**EXCERPTED DATA**
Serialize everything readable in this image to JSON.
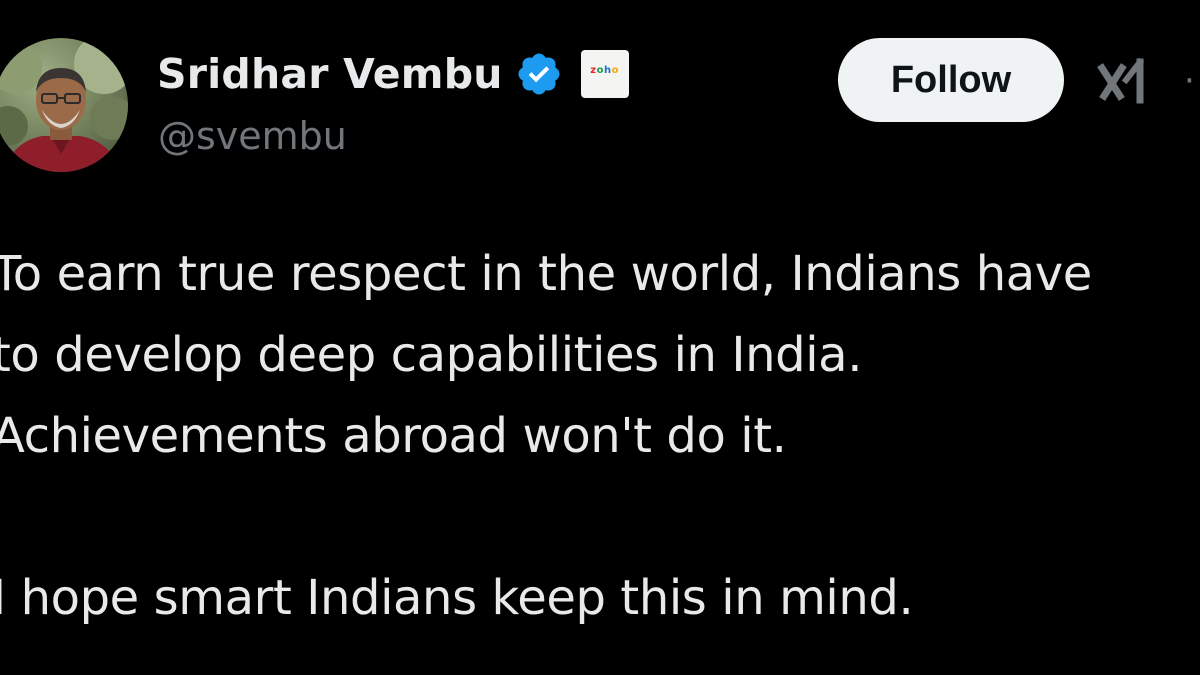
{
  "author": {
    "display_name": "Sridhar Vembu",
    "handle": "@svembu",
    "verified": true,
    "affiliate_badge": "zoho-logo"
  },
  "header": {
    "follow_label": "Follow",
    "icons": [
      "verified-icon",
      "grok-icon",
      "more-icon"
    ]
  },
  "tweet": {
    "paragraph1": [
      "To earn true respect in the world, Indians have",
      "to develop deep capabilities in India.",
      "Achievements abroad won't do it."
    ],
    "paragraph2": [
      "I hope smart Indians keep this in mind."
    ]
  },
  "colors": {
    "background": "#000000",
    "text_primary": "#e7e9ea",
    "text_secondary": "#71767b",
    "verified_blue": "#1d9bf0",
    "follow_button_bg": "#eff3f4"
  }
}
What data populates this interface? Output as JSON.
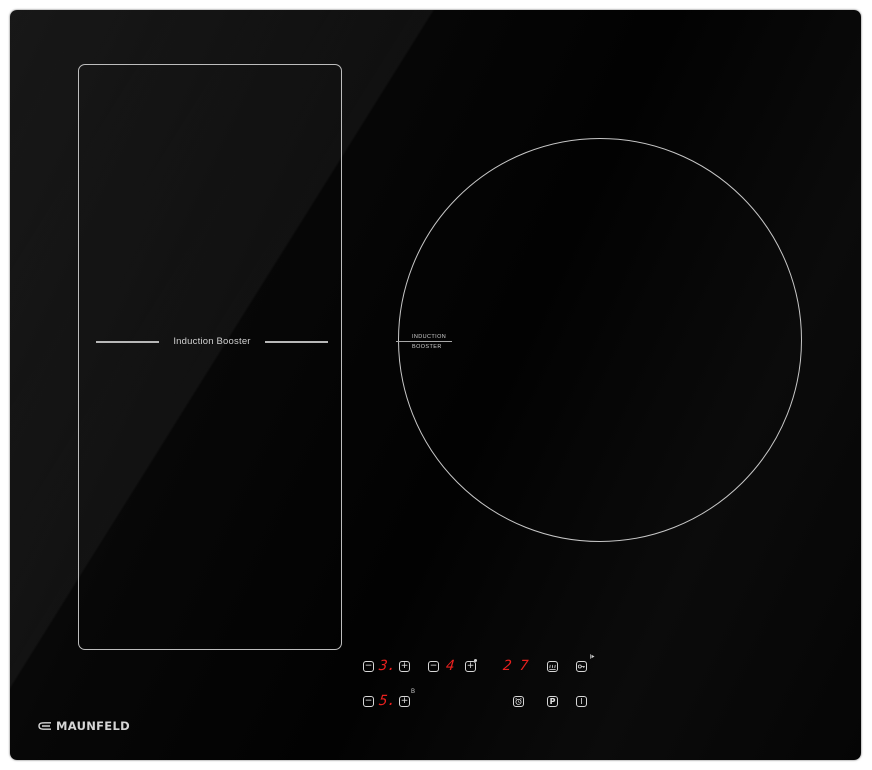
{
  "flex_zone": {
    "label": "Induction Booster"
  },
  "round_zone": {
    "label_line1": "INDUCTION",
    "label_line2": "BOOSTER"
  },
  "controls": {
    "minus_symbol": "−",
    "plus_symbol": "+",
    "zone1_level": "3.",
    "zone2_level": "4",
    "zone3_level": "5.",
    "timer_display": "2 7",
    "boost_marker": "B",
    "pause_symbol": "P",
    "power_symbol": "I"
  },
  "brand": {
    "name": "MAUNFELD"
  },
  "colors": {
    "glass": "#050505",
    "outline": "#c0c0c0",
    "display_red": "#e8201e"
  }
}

**PROMPT**
Return every line of the records exactly as given, pictures excluded.

**RESULT OF THIS TASK**
Serialize everything readable in this image to JSON.
{
  "author": {
    "display_name": "Sridhar Vembu",
    "handle": "@svembu",
    "verified": true,
    "affiliate_badge": "zoho-logo"
  },
  "header": {
    "follow_label": "Follow",
    "icons": [
      "verified-icon",
      "grok-icon",
      "more-icon"
    ]
  },
  "tweet": {
    "paragraph1": [
      "To earn true respect in the world, Indians have",
      "to develop deep capabilities in India.",
      "Achievements abroad won't do it."
    ],
    "paragraph2": [
      "I hope smart Indians keep this in mind."
    ]
  },
  "colors": {
    "background": "#000000",
    "text_primary": "#e7e9ea",
    "text_secondary": "#71767b",
    "verified_blue": "#1d9bf0",
    "follow_button_bg": "#eff3f4"
  }
}
What data populates this interface? Output as JSON.
{
  "flex_zone": {
    "label": "Induction Booster"
  },
  "round_zone": {
    "label_line1": "INDUCTION",
    "label_line2": "BOOSTER"
  },
  "controls": {
    "minus_symbol": "−",
    "plus_symbol": "+",
    "zone1_level": "3.",
    "zone2_level": "4",
    "zone3_level": "5.",
    "timer_display": "2 7",
    "boost_marker": "B",
    "pause_symbol": "P",
    "power_symbol": "I"
  },
  "brand": {
    "name": "MAUNFELD"
  },
  "colors": {
    "glass": "#050505",
    "outline": "#c0c0c0",
    "display_red": "#e8201e"
  }
}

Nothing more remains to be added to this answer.